Set problem — Every line of the data that contains the string "petits" must be copied.

Stored records:
- - -

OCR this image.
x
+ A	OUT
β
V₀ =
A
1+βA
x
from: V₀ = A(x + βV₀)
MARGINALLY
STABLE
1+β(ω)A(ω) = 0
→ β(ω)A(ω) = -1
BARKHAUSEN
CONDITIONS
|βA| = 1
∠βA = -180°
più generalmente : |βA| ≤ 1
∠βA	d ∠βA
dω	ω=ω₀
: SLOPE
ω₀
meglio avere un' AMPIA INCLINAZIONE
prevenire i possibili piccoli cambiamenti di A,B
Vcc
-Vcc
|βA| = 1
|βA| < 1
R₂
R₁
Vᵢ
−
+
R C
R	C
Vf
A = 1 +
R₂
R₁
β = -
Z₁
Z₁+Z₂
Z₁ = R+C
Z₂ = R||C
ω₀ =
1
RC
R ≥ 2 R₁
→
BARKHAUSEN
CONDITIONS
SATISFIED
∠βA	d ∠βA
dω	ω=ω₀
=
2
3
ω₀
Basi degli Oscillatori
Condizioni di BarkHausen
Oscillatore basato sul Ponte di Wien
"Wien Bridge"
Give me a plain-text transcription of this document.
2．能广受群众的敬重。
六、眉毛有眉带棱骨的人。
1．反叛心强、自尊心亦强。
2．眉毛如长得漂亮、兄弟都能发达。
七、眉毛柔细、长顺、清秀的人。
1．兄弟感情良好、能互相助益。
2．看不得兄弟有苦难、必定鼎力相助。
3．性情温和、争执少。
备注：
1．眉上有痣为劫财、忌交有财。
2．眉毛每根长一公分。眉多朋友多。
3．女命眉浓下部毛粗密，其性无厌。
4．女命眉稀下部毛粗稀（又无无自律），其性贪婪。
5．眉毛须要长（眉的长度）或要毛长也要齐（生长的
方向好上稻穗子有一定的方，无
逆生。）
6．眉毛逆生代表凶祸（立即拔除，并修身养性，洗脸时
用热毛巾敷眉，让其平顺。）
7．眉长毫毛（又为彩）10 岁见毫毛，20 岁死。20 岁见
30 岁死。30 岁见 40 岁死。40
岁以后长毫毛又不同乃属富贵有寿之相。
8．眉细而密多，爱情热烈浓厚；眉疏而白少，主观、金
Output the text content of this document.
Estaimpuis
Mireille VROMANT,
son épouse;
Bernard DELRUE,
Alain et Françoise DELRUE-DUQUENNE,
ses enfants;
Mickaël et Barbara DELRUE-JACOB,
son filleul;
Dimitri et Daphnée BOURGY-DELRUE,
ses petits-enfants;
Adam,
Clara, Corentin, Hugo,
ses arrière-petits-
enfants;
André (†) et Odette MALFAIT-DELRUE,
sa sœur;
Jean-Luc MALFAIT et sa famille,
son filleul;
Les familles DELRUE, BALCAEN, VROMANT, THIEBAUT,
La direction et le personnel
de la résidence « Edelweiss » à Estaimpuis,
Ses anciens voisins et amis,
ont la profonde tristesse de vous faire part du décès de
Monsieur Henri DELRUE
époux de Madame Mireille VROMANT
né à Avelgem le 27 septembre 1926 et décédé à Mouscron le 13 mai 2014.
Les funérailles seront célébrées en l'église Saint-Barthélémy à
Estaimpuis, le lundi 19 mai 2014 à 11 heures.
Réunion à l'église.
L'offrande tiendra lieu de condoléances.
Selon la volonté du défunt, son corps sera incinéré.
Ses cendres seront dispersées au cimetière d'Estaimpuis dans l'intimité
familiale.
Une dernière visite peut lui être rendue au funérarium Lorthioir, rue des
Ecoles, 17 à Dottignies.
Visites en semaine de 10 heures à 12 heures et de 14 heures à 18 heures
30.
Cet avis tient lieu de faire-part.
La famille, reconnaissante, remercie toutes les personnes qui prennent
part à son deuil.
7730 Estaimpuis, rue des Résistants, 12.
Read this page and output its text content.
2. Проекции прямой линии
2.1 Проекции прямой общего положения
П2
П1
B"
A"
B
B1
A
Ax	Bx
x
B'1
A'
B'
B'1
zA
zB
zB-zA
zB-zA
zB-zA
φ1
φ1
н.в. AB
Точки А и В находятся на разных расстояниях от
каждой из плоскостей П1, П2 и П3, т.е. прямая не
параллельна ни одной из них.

- - -

Task answer —
ses petits-enfants;
ses arrière-petits-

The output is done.